**COMPITO:** Filtra le voci qui sotto e, per favore, copia ogni riga che contiene la stringa "xyxy". Maiuscole e minuscole vanno distinte.

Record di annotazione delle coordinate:
========

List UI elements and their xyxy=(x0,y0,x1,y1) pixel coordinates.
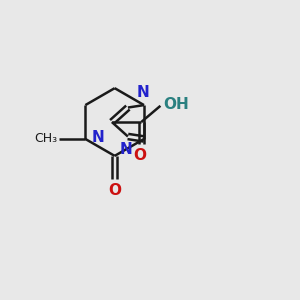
Text: N: N xyxy=(120,142,133,157)
Text: N: N xyxy=(136,85,149,100)
Text: N: N xyxy=(92,130,105,145)
Text: O: O xyxy=(133,148,146,163)
Text: O: O xyxy=(108,183,121,198)
Text: OH: OH xyxy=(163,97,188,112)
Text: CH₃: CH₃ xyxy=(34,133,57,146)
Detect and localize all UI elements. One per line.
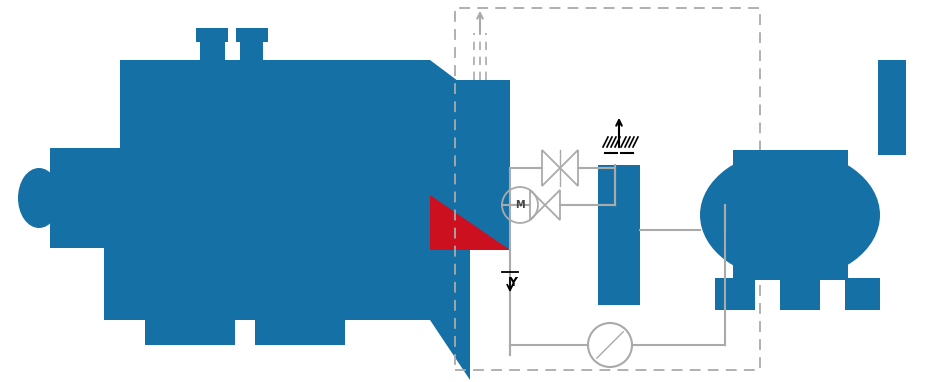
Bar — [430, 160, 469, 320]
Text: M: M — [514, 200, 524, 210]
Bar — [195, 28, 228, 42]
Polygon shape — [430, 195, 510, 250]
Bar — [104, 220, 122, 320]
Bar — [200, 40, 225, 62]
Polygon shape — [430, 60, 469, 380]
Bar — [50, 148, 127, 248]
Bar — [715, 278, 754, 310]
Bar — [844, 278, 879, 310]
Text: Y: Y — [508, 275, 517, 288]
Bar — [430, 80, 510, 250]
Bar — [240, 40, 262, 62]
Ellipse shape — [700, 150, 879, 280]
Bar — [236, 28, 268, 42]
Bar — [255, 318, 345, 345]
Bar — [877, 60, 905, 155]
Bar — [598, 165, 639, 305]
Bar — [120, 60, 430, 320]
Bar — [454, 8, 759, 370]
Ellipse shape — [18, 168, 59, 228]
Bar — [144, 318, 235, 345]
Bar — [104, 148, 122, 220]
Bar — [732, 150, 847, 280]
Bar — [779, 278, 819, 310]
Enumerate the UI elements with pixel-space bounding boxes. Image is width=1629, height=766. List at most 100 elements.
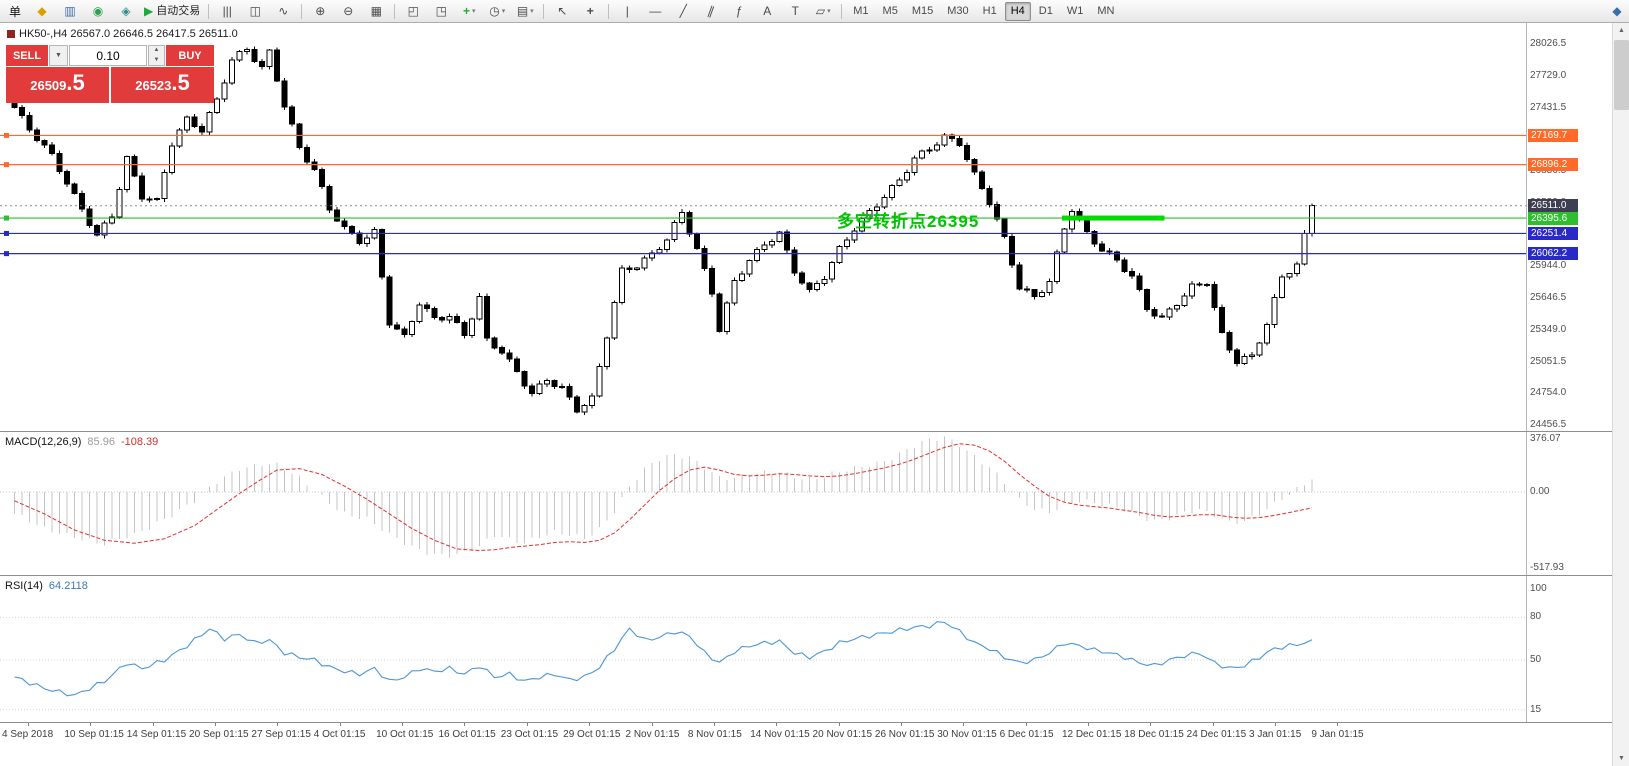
timeframe-m15[interactable]: M15 (911, 5, 934, 17)
timeframe-w1[interactable]: W1 (1066, 5, 1084, 17)
add-indicator-icon[interactable]: + ▾ (462, 4, 476, 18)
time-label: 9 Jan 01:15 (1311, 729, 1364, 740)
line-handle[interactable] (4, 230, 9, 236)
toolbar-separator (208, 3, 210, 19)
scrollbar-up-button[interactable]: ▲ (1618, 26, 1625, 34)
cursor-icon[interactable]: ↖ (557, 4, 568, 18)
scrollbar-down-button[interactable]: ▼ (1618, 754, 1625, 762)
candles (11, 46, 1315, 415)
pane-separator-rsi[interactable] (0, 575, 1612, 576)
chevron-down-icon: ▾ (530, 7, 534, 15)
candle (1009, 236, 1015, 266)
candle (499, 347, 505, 354)
zoom-out-icon[interactable]: ⊖ (343, 4, 354, 18)
price-tick: 25646.5 (1530, 292, 1567, 303)
candle (1031, 289, 1038, 298)
horizontal-line-icon[interactable]: — (649, 4, 662, 18)
candle (214, 98, 220, 114)
buy-button[interactable]: BUY (166, 45, 214, 66)
candle (941, 134, 948, 146)
sell-price-pips: .5 (66, 70, 85, 95)
cascade-windows-icon[interactable]: ◰ (407, 4, 419, 18)
macd-canvas[interactable] (0, 432, 1526, 575)
templates-icon[interactable]: ▤ ▾ (516, 4, 534, 18)
candle (686, 211, 693, 235)
time-axis[interactable]: 4 Sep 2018 10 Sep 01:15 14 Sep 01:15 20 Sep… (0, 723, 1612, 766)
timeframe-m1[interactable]: M1 (853, 5, 869, 17)
volume-increase-button[interactable]: ▲ (153, 47, 160, 54)
rsi-canvas[interactable] (0, 576, 1526, 722)
shapes-icon[interactable]: ▱ ▾ (815, 4, 831, 18)
candle (1159, 315, 1165, 318)
autotrading-button[interactable]: ▶ 自动交易 (144, 4, 201, 18)
text-label-icon[interactable]: T (791, 4, 799, 18)
tile-windows-icon[interactable]: ▦ (370, 4, 382, 18)
vertical-line-icon[interactable]: | (625, 4, 629, 18)
pivot-annotation-text[interactable]: 多空转折点26395 (837, 212, 980, 232)
candle (844, 239, 850, 248)
fibonacci-icon[interactable]: ƒ (735, 4, 743, 18)
zoom-in-icon[interactable]: ⊕ (315, 4, 326, 18)
mql5-community-icon[interactable]: ◉ (92, 4, 104, 18)
candle (791, 249, 798, 274)
chart-title: HK50-,H4 26567.0 26646.5 26417.5 26511.0 (19, 28, 238, 40)
crosshair-icon[interactable]: + (586, 4, 594, 18)
sell-price-display[interactable]: 26509.5 (6, 67, 109, 103)
price-scale[interactable]: 28026.527729.027431.527134.026836.526539… (1527, 22, 1612, 431)
bid-price-label: 26511.0 (1528, 199, 1578, 213)
candle (544, 380, 550, 385)
timeframe-mn[interactable]: MN (1097, 5, 1115, 17)
periods-icon[interactable]: ◷ ▾ (489, 4, 506, 18)
menu-order[interactable]: 单 (9, 4, 22, 19)
candle (1309, 205, 1315, 234)
candle (1144, 289, 1150, 311)
volume-decrease-button[interactable]: ▼ (153, 56, 160, 63)
main-toolbar: 单 ◆ ▥ ◉ ◈ ▶ 自动交易 ||| ◫ ∿ ⊕ ⊖ ▦ ◰ ◳ + ▾ ◷ ▾ ▤ ▾ ↖ + | — ╱ ∥ ƒ A T ▱ ▾ M1… (0, 0, 1629, 23)
rsi-scale[interactable]: 100 80 50 15 (1527, 576, 1612, 722)
line-handle[interactable] (4, 215, 9, 221)
candle (1016, 264, 1023, 290)
text-icon[interactable]: A (763, 4, 772, 18)
candlestick-chart-icon[interactable]: ◫ (249, 4, 261, 18)
line-handle[interactable] (4, 251, 9, 257)
volume-spinner: ▲ ▼ (148, 45, 165, 66)
candle (776, 231, 783, 243)
timeframe-h1[interactable]: H1 (982, 5, 997, 17)
line-handle[interactable] (4, 162, 9, 168)
timeframe-d1[interactable]: D1 (1038, 5, 1053, 17)
timeframe-m30[interactable]: M30 (947, 5, 969, 17)
macd-scale[interactable]: 376.07 0.00 -517.93 (1527, 432, 1612, 575)
pane-separator-macd[interactable] (0, 431, 1612, 432)
order-type-dropdown[interactable]: ▼ (49, 45, 68, 66)
candle (431, 308, 438, 319)
candle (506, 352, 513, 360)
scrollbar-thumb[interactable] (1614, 40, 1629, 110)
bar-chart-icon[interactable]: ||| (222, 4, 232, 18)
timeframe-m5[interactable]: M5 (882, 5, 898, 17)
line-handle[interactable] (4, 132, 9, 138)
community-icon[interactable]: ◆ (1612, 4, 1622, 18)
main-chart-canvas[interactable] (0, 22, 1526, 431)
candle (851, 230, 858, 241)
candle (409, 321, 415, 335)
buy-price-display[interactable]: 26523.5 (111, 67, 214, 103)
sell-button[interactable]: SELL (6, 45, 48, 66)
candle (1054, 251, 1060, 283)
trendline-icon[interactable]: ╱ (679, 4, 687, 18)
pivot-zone-segment[interactable] (1062, 215, 1165, 221)
line-chart-icon[interactable]: ∿ (278, 4, 289, 18)
channel-icon[interactable]: ∥ (706, 3, 717, 19)
charts-icon[interactable]: ▥ (64, 4, 76, 18)
new-order-icon[interactable]: ◆ (37, 4, 47, 18)
metaeditor-icon[interactable]: ◈ (121, 4, 131, 18)
vertical-scrollbar[interactable]: ▲ ▼ (1612, 22, 1629, 766)
volume-input[interactable]: 0.10 (69, 45, 147, 66)
timeframe-h4[interactable]: H4 (1004, 1, 1031, 21)
arrange-windows-icon[interactable]: ◳ (435, 4, 447, 18)
time-label: 3 Jan 01:15 (1249, 729, 1302, 740)
candle (1084, 219, 1090, 233)
candle (251, 49, 258, 62)
toolbar-separator (543, 3, 545, 19)
chart-symbol-icon[interactable] (7, 30, 15, 38)
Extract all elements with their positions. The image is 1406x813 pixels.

========

**RISPOSTA:**
List UI elements and their xyxy=(x0,y0,x1,y1) pixel coordinates.
Text: N: N xyxy=(120,142,133,157)
Text: N: N xyxy=(136,85,149,100)
Text: N: N xyxy=(92,130,105,145)
Text: O: O xyxy=(133,148,146,163)
Text: O: O xyxy=(108,183,121,198)
Text: OH: OH xyxy=(163,97,188,112)
Text: CH₃: CH₃ xyxy=(34,133,57,146)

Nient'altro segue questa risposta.